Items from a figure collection
>>

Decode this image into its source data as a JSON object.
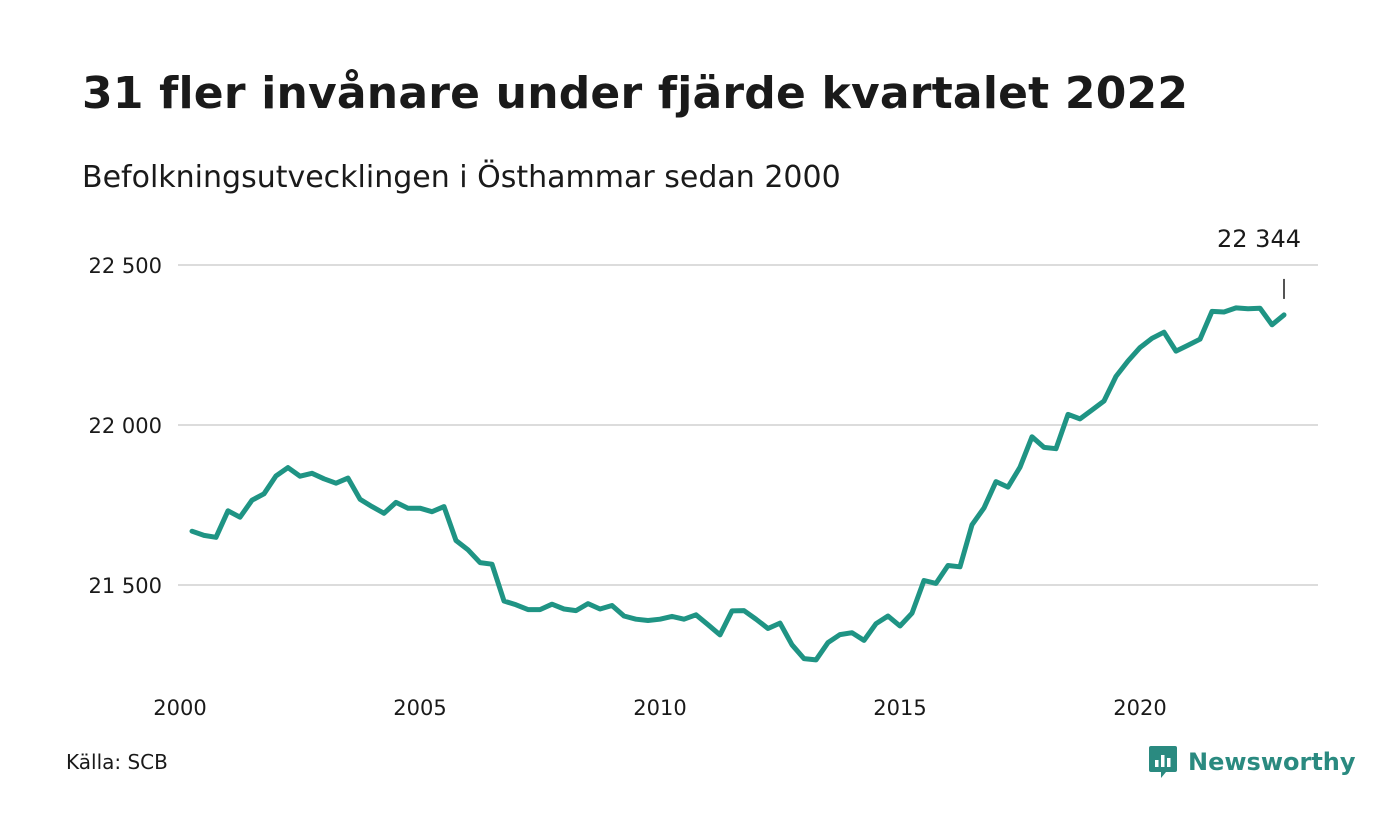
{
  "chart_data": {
    "type": "line",
    "title": "31 fler invånare under fjärde kvartalet 2022",
    "subtitle": "Befolkningsutvecklingen i Östhammar sedan 2000",
    "source": "Källa: SCB",
    "brand": "Newsworthy",
    "ylim": [
      21250,
      22520
    ],
    "yticks": [
      21500,
      22000,
      22500
    ],
    "ytick_labels": [
      "21 500",
      "22 000",
      "22 500"
    ],
    "xlim": [
      2000,
      2023.8
    ],
    "xticks": [
      2000,
      2005,
      2010,
      2015,
      2020
    ],
    "xtick_labels": [
      "2000",
      "2005",
      "2010",
      "2015",
      "2020"
    ],
    "grid": true,
    "last_value_label": "22 344",
    "series": [
      {
        "color": "#1f9484",
        "x": [
          2000.25,
          2000.5,
          2000.75,
          2001.0,
          2001.25,
          2001.5,
          2001.75,
          2002.0,
          2002.25,
          2002.5,
          2002.75,
          2003.0,
          2003.25,
          2003.5,
          2003.75,
          2004.0,
          2004.25,
          2004.5,
          2004.75,
          2005.0,
          2005.25,
          2005.5,
          2005.75,
          2006.0,
          2006.25,
          2006.5,
          2006.75,
          2007.0,
          2007.25,
          2007.5,
          2007.75,
          2008.0,
          2008.25,
          2008.5,
          2008.75,
          2009.0,
          2009.25,
          2009.5,
          2009.75,
          2010.0,
          2010.25,
          2010.5,
          2010.75,
          2011.0,
          2011.25,
          2011.5,
          2011.75,
          2012.0,
          2012.25,
          2012.5,
          2012.75,
          2013.0,
          2013.25,
          2013.5,
          2013.75,
          2014.0,
          2014.25,
          2014.5,
          2014.75,
          2015.0,
          2015.25,
          2015.5,
          2015.75,
          2016.0,
          2016.25,
          2016.5,
          2016.75,
          2017.0,
          2017.25,
          2017.5,
          2017.75,
          2018.0,
          2018.25,
          2018.5,
          2018.75,
          2019.0,
          2019.25,
          2019.5,
          2019.75,
          2020.0,
          2020.25,
          2020.5,
          2020.75,
          2021.0,
          2021.25,
          2021.5,
          2021.75,
          2022.0,
          2022.25,
          2022.5,
          2022.75,
          2023.0
        ],
        "y": [
          21668,
          21655,
          21649,
          21732,
          21712,
          21765,
          21785,
          21841,
          21867,
          21840,
          21849,
          21832,
          21818,
          21834,
          21768,
          21745,
          21724,
          21758,
          21740,
          21740,
          21729,
          21745,
          21639,
          21610,
          21570,
          21565,
          21450,
          21438,
          21423,
          21423,
          21440,
          21425,
          21420,
          21442,
          21425,
          21436,
          21403,
          21393,
          21389,
          21393,
          21402,
          21393,
          21407,
          21376,
          21344,
          21419,
          21420,
          21393,
          21364,
          21381,
          21313,
          21270,
          21266,
          21320,
          21345,
          21351,
          21327,
          21379,
          21403,
          21372,
          21412,
          21514,
          21505,
          21561,
          21557,
          21688,
          21741,
          21823,
          21806,
          21868,
          21963,
          21930,
          21926,
          22033,
          22019,
          22047,
          22075,
          22152,
          22200,
          22242,
          22271,
          22290,
          22231,
          22249,
          22268,
          22355,
          22353,
          22366,
          22363,
          22365,
          22313,
          22344
        ]
      }
    ]
  }
}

<<

# SHORT TASK
Retype all the records shown above, character for character. Omit every picture.

# EXERCISE RESULT
Decode this image into its source data as a JSON object.
{
  "chart_data": {
    "type": "line",
    "title": "31 fler invånare under fjärde kvartalet 2022",
    "subtitle": "Befolkningsutvecklingen i Östhammar sedan 2000",
    "source": "Källa: SCB",
    "brand": "Newsworthy",
    "ylim": [
      21250,
      22520
    ],
    "yticks": [
      21500,
      22000,
      22500
    ],
    "ytick_labels": [
      "21 500",
      "22 000",
      "22 500"
    ],
    "xlim": [
      2000,
      2023.8
    ],
    "xticks": [
      2000,
      2005,
      2010,
      2015,
      2020
    ],
    "xtick_labels": [
      "2000",
      "2005",
      "2010",
      "2015",
      "2020"
    ],
    "grid": true,
    "last_value_label": "22 344",
    "series": [
      {
        "color": "#1f9484",
        "x": [
          2000.25,
          2000.5,
          2000.75,
          2001.0,
          2001.25,
          2001.5,
          2001.75,
          2002.0,
          2002.25,
          2002.5,
          2002.75,
          2003.0,
          2003.25,
          2003.5,
          2003.75,
          2004.0,
          2004.25,
          2004.5,
          2004.75,
          2005.0,
          2005.25,
          2005.5,
          2005.75,
          2006.0,
          2006.25,
          2006.5,
          2006.75,
          2007.0,
          2007.25,
          2007.5,
          2007.75,
          2008.0,
          2008.25,
          2008.5,
          2008.75,
          2009.0,
          2009.25,
          2009.5,
          2009.75,
          2010.0,
          2010.25,
          2010.5,
          2010.75,
          2011.0,
          2011.25,
          2011.5,
          2011.75,
          2012.0,
          2012.25,
          2012.5,
          2012.75,
          2013.0,
          2013.25,
          2013.5,
          2013.75,
          2014.0,
          2014.25,
          2014.5,
          2014.75,
          2015.0,
          2015.25,
          2015.5,
          2015.75,
          2016.0,
          2016.25,
          2016.5,
          2016.75,
          2017.0,
          2017.25,
          2017.5,
          2017.75,
          2018.0,
          2018.25,
          2018.5,
          2018.75,
          2019.0,
          2019.25,
          2019.5,
          2019.75,
          2020.0,
          2020.25,
          2020.5,
          2020.75,
          2021.0,
          2021.25,
          2021.5,
          2021.75,
          2022.0,
          2022.25,
          2022.5,
          2022.75,
          2023.0
        ],
        "y": [
          21668,
          21655,
          21649,
          21732,
          21712,
          21765,
          21785,
          21841,
          21867,
          21840,
          21849,
          21832,
          21818,
          21834,
          21768,
          21745,
          21724,
          21758,
          21740,
          21740,
          21729,
          21745,
          21639,
          21610,
          21570,
          21565,
          21450,
          21438,
          21423,
          21423,
          21440,
          21425,
          21420,
          21442,
          21425,
          21436,
          21403,
          21393,
          21389,
          21393,
          21402,
          21393,
          21407,
          21376,
          21344,
          21419,
          21420,
          21393,
          21364,
          21381,
          21313,
          21270,
          21266,
          21320,
          21345,
          21351,
          21327,
          21379,
          21403,
          21372,
          21412,
          21514,
          21505,
          21561,
          21557,
          21688,
          21741,
          21823,
          21806,
          21868,
          21963,
          21930,
          21926,
          22033,
          22019,
          22047,
          22075,
          22152,
          22200,
          22242,
          22271,
          22290,
          22231,
          22249,
          22268,
          22355,
          22353,
          22366,
          22363,
          22365,
          22313,
          22344
        ]
      }
    ]
  }
}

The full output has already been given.